## Extracted material
▬▬▬

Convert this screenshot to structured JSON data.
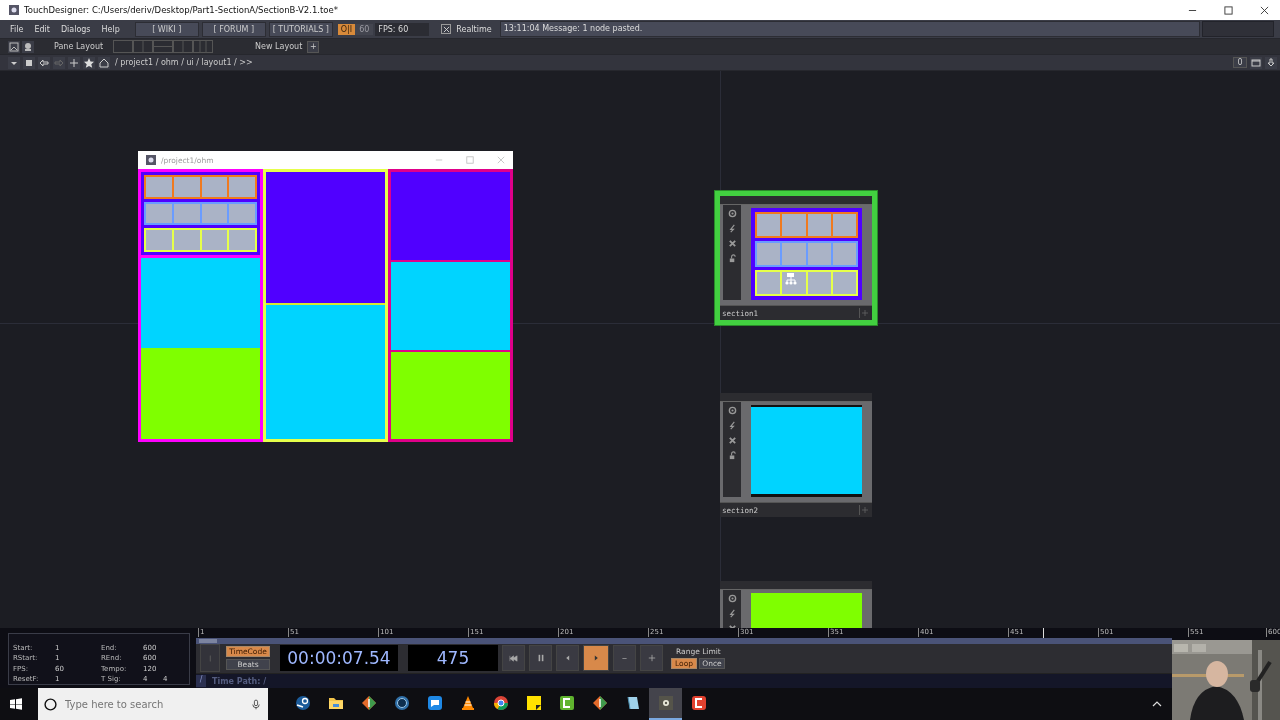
{
  "window": {
    "title": "TouchDesigner: C:/Users/deriv/Desktop/Part1-SectionA/SectionB-V2.1.toe*"
  },
  "menu": {
    "items": [
      "File",
      "Edit",
      "Dialogs",
      "Help"
    ],
    "links": [
      "[ WIKI ]",
      "[ FORUM ]",
      "[ TUTORIALS ]"
    ],
    "oi_badge": "O|I",
    "fps_cap": "60",
    "fps": "FPS:  60",
    "realtime": {
      "label": "Realtime",
      "checked": true
    },
    "message": "13:11:04 Message: 1 node pasted."
  },
  "pane_bar": {
    "pane_layout": "Pane Layout",
    "new_layout": "New Layout",
    "add": "+"
  },
  "path_bar": {
    "path": "/ project1 / ohm / ui / layout1 / >>",
    "counter": "0"
  },
  "floating_window": {
    "title": "/project1/ohm"
  },
  "nodes": [
    {
      "label": "section1",
      "selected": true,
      "kind": "grid"
    },
    {
      "label": "section2",
      "selected": false,
      "kind": "cyan"
    },
    {
      "selected": false,
      "kind": "green"
    }
  ],
  "timeline": {
    "ticks": [
      "1",
      "51",
      "101",
      "151",
      "201",
      "251",
      "301",
      "351",
      "401",
      "451",
      "501",
      "551",
      "600"
    ],
    "level": 0.79
  },
  "range_info": [
    {
      "label": "Start:",
      "value": "1"
    },
    {
      "label": "End:",
      "value": "600"
    },
    {
      "label": "RStart:",
      "value": "1"
    },
    {
      "label": "REnd:",
      "value": "600"
    },
    {
      "label": "FPS:",
      "value": "60"
    },
    {
      "label": "Tempo:",
      "value": "120"
    },
    {
      "label": "ResetF:",
      "value": "1"
    },
    {
      "label": "T Sig:",
      "value": "4",
      "value_2": "4"
    }
  ],
  "transport": {
    "modes": [
      {
        "label": "TimeCode",
        "selected": true
      },
      {
        "label": "Beats",
        "selected": false
      }
    ],
    "timecode": "00:00:07.54",
    "frame": "475",
    "play_on": true,
    "range_label": "Range Limit",
    "range_modes": [
      {
        "label": "Loop",
        "selected": true
      },
      {
        "label": "Once",
        "selected": false
      }
    ],
    "root": "/",
    "time_path": "Time Path: /"
  },
  "taskbar": {
    "search": {
      "placeholder": "Type here to search"
    },
    "apps": [
      {
        "kind": "round",
        "selected": false
      },
      {
        "kind": "folder",
        "selected": false
      },
      {
        "kind": "diamond",
        "selected": false
      },
      {
        "kind": "porthole",
        "selected": false
      },
      {
        "kind": "bubble",
        "selected": false
      },
      {
        "kind": "cone",
        "selected": false
      },
      {
        "kind": "browser",
        "selected": false
      },
      {
        "kind": "note",
        "selected": false
      },
      {
        "kind": "bracket",
        "selected": false
      },
      {
        "kind": "diamond",
        "selected": false
      },
      {
        "kind": "notebook",
        "selected": false
      },
      {
        "kind": "touch",
        "selected": true
      },
      {
        "kind": "bracket2",
        "selected": false
      }
    ]
  }
}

▬▬▬

## Written exercise
The records above are to be restated exactly, without their pictures.

## Written answer
Convert this screenshot to structured JSON data.
{
  "window": {
    "title": "TouchDesigner: C:/Users/deriv/Desktop/Part1-SectionA/SectionB-V2.1.toe*"
  },
  "menu": {
    "items": [
      "File",
      "Edit",
      "Dialogs",
      "Help"
    ],
    "links": [
      "[ WIKI ]",
      "[ FORUM ]",
      "[ TUTORIALS ]"
    ],
    "oi_badge": "O|I",
    "fps_cap": "60",
    "fps": "FPS:  60",
    "realtime": {
      "label": "Realtime",
      "checked": true
    },
    "message": "13:11:04 Message: 1 node pasted."
  },
  "pane_bar": {
    "pane_layout": "Pane Layout",
    "new_layout": "New Layout",
    "add": "+"
  },
  "path_bar": {
    "path": "/ project1 / ohm / ui / layout1 / >>",
    "counter": "0"
  },
  "floating_window": {
    "title": "/project1/ohm"
  },
  "nodes": [
    {
      "label": "section1",
      "selected": true,
      "kind": "grid"
    },
    {
      "label": "section2",
      "selected": false,
      "kind": "cyan"
    },
    {
      "selected": false,
      "kind": "green"
    }
  ],
  "timeline": {
    "ticks": [
      "1",
      "51",
      "101",
      "151",
      "201",
      "251",
      "301",
      "351",
      "401",
      "451",
      "501",
      "551",
      "600"
    ],
    "level": 0.79
  },
  "range_info": [
    {
      "label": "Start:",
      "value": "1"
    },
    {
      "label": "End:",
      "value": "600"
    },
    {
      "label": "RStart:",
      "value": "1"
    },
    {
      "label": "REnd:",
      "value": "600"
    },
    {
      "label": "FPS:",
      "value": "60"
    },
    {
      "label": "Tempo:",
      "value": "120"
    },
    {
      "label": "ResetF:",
      "value": "1"
    },
    {
      "label": "T Sig:",
      "value": "4",
      "value_2": "4"
    }
  ],
  "transport": {
    "modes": [
      {
        "label": "TimeCode",
        "selected": true
      },
      {
        "label": "Beats",
        "selected": false
      }
    ],
    "timecode": "00:00:07.54",
    "frame": "475",
    "play_on": true,
    "range_label": "Range Limit",
    "range_modes": [
      {
        "label": "Loop",
        "selected": true
      },
      {
        "label": "Once",
        "selected": false
      }
    ],
    "root": "/",
    "time_path": "Time Path: /"
  },
  "taskbar": {
    "search": {
      "placeholder": "Type here to search"
    },
    "apps": [
      {
        "kind": "round",
        "selected": false
      },
      {
        "kind": "folder",
        "selected": false
      },
      {
        "kind": "diamond",
        "selected": false
      },
      {
        "kind": "porthole",
        "selected": false
      },
      {
        "kind": "bubble",
        "selected": false
      },
      {
        "kind": "cone",
        "selected": false
      },
      {
        "kind": "browser",
        "selected": false
      },
      {
        "kind": "note",
        "selected": false
      },
      {
        "kind": "bracket",
        "selected": false
      },
      {
        "kind": "diamond",
        "selected": false
      },
      {
        "kind": "notebook",
        "selected": false
      },
      {
        "kind": "touch",
        "selected": true
      },
      {
        "kind": "bracket2",
        "selected": false
      }
    ]
  }
}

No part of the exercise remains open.